__EXERCISE DIRECTIONS__
Your task is to transcribe all of the records exactly and leave out the pictures.

------

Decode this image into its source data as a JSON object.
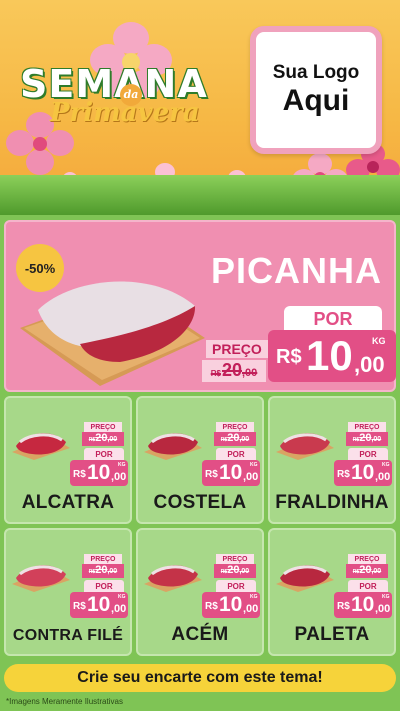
{
  "header": {
    "title_line1": "SEMANA",
    "title_connector": "da",
    "title_line2": "Primavera",
    "logo_line1": "Sua Logo",
    "logo_line2": "Aqui"
  },
  "featured": {
    "discount": "-50%",
    "name": "PICANHA",
    "preco_label": "PREÇO",
    "por_label": "POR",
    "old_price": {
      "currency": "R$",
      "int": "20",
      "dec": ",00"
    },
    "new_price": {
      "currency": "R$",
      "int": "10",
      "dec": ",00",
      "unit": "KG"
    }
  },
  "products": [
    {
      "name": "ALCATRA",
      "preco_label": "PREÇO",
      "por_label": "POR",
      "old_price": {
        "currency": "R$",
        "int": "20",
        "dec": ",00"
      },
      "new_price": {
        "currency": "R$",
        "int": "10",
        "dec": ",00",
        "unit": "KG"
      }
    },
    {
      "name": "COSTELA",
      "preco_label": "PREÇO",
      "por_label": "POR",
      "old_price": {
        "currency": "R$",
        "int": "20",
        "dec": ",00"
      },
      "new_price": {
        "currency": "R$",
        "int": "10",
        "dec": ",00",
        "unit": "KG"
      }
    },
    {
      "name": "FRALDINHA",
      "preco_label": "PREÇO",
      "por_label": "POR",
      "old_price": {
        "currency": "R$",
        "int": "20",
        "dec": ",00"
      },
      "new_price": {
        "currency": "R$",
        "int": "10",
        "dec": ",00",
        "unit": "KG"
      }
    },
    {
      "name": "CONTRA FILÉ",
      "preco_label": "PREÇO",
      "por_label": "POR",
      "old_price": {
        "currency": "R$",
        "int": "20",
        "dec": ",00"
      },
      "new_price": {
        "currency": "R$",
        "int": "10",
        "dec": ",00",
        "unit": "KG"
      }
    },
    {
      "name": "ACÉM",
      "preco_label": "PREÇO",
      "por_label": "POR",
      "old_price": {
        "currency": "R$",
        "int": "20",
        "dec": ",00"
      },
      "new_price": {
        "currency": "R$",
        "int": "10",
        "dec": ",00",
        "unit": "KG"
      }
    },
    {
      "name": "PALETA",
      "preco_label": "PREÇO",
      "por_label": "POR",
      "old_price": {
        "currency": "R$",
        "int": "20",
        "dec": ",00"
      },
      "new_price": {
        "currency": "R$",
        "int": "10",
        "dec": ",00",
        "unit": "KG"
      }
    }
  ],
  "footer": {
    "cta": "Crie seu encarte com este tema!",
    "disclaimer": "*Imagens Meramente Ilustrativas"
  },
  "colors": {
    "header_bg": "#f6b845",
    "featured_bg": "#f08fb1",
    "price_pink": "#e24f86",
    "card_green": "#a7d889",
    "cta_yellow": "#f6d33a",
    "badge_yellow": "#f6c541"
  },
  "icons": [
    "flower-icon",
    "meat-icon"
  ]
}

------

__RESULT BELOW__
Decode this image into its source data as a JSON object.
{
  "header": {
    "title_line1": "SEMANA",
    "title_connector": "da",
    "title_line2": "Primavera",
    "logo_line1": "Sua Logo",
    "logo_line2": "Aqui"
  },
  "featured": {
    "discount": "-50%",
    "name": "PICANHA",
    "preco_label": "PREÇO",
    "por_label": "POR",
    "old_price": {
      "currency": "R$",
      "int": "20",
      "dec": ",00"
    },
    "new_price": {
      "currency": "R$",
      "int": "10",
      "dec": ",00",
      "unit": "KG"
    }
  },
  "products": [
    {
      "name": "ALCATRA",
      "preco_label": "PREÇO",
      "por_label": "POR",
      "old_price": {
        "currency": "R$",
        "int": "20",
        "dec": ",00"
      },
      "new_price": {
        "currency": "R$",
        "int": "10",
        "dec": ",00",
        "unit": "KG"
      }
    },
    {
      "name": "COSTELA",
      "preco_label": "PREÇO",
      "por_label": "POR",
      "old_price": {
        "currency": "R$",
        "int": "20",
        "dec": ",00"
      },
      "new_price": {
        "currency": "R$",
        "int": "10",
        "dec": ",00",
        "unit": "KG"
      }
    },
    {
      "name": "FRALDINHA",
      "preco_label": "PREÇO",
      "por_label": "POR",
      "old_price": {
        "currency": "R$",
        "int": "20",
        "dec": ",00"
      },
      "new_price": {
        "currency": "R$",
        "int": "10",
        "dec": ",00",
        "unit": "KG"
      }
    },
    {
      "name": "CONTRA FILÉ",
      "preco_label": "PREÇO",
      "por_label": "POR",
      "old_price": {
        "currency": "R$",
        "int": "20",
        "dec": ",00"
      },
      "new_price": {
        "currency": "R$",
        "int": "10",
        "dec": ",00",
        "unit": "KG"
      }
    },
    {
      "name": "ACÉM",
      "preco_label": "PREÇO",
      "por_label": "POR",
      "old_price": {
        "currency": "R$",
        "int": "20",
        "dec": ",00"
      },
      "new_price": {
        "currency": "R$",
        "int": "10",
        "dec": ",00",
        "unit": "KG"
      }
    },
    {
      "name": "PALETA",
      "preco_label": "PREÇO",
      "por_label": "POR",
      "old_price": {
        "currency": "R$",
        "int": "20",
        "dec": ",00"
      },
      "new_price": {
        "currency": "R$",
        "int": "10",
        "dec": ",00",
        "unit": "KG"
      }
    }
  ],
  "footer": {
    "cta": "Crie seu encarte com este tema!",
    "disclaimer": "*Imagens Meramente Ilustrativas"
  },
  "colors": {
    "header_bg": "#f6b845",
    "featured_bg": "#f08fb1",
    "price_pink": "#e24f86",
    "card_green": "#a7d889",
    "cta_yellow": "#f6d33a",
    "badge_yellow": "#f6c541"
  },
  "icons": [
    "flower-icon",
    "meat-icon"
  ]
}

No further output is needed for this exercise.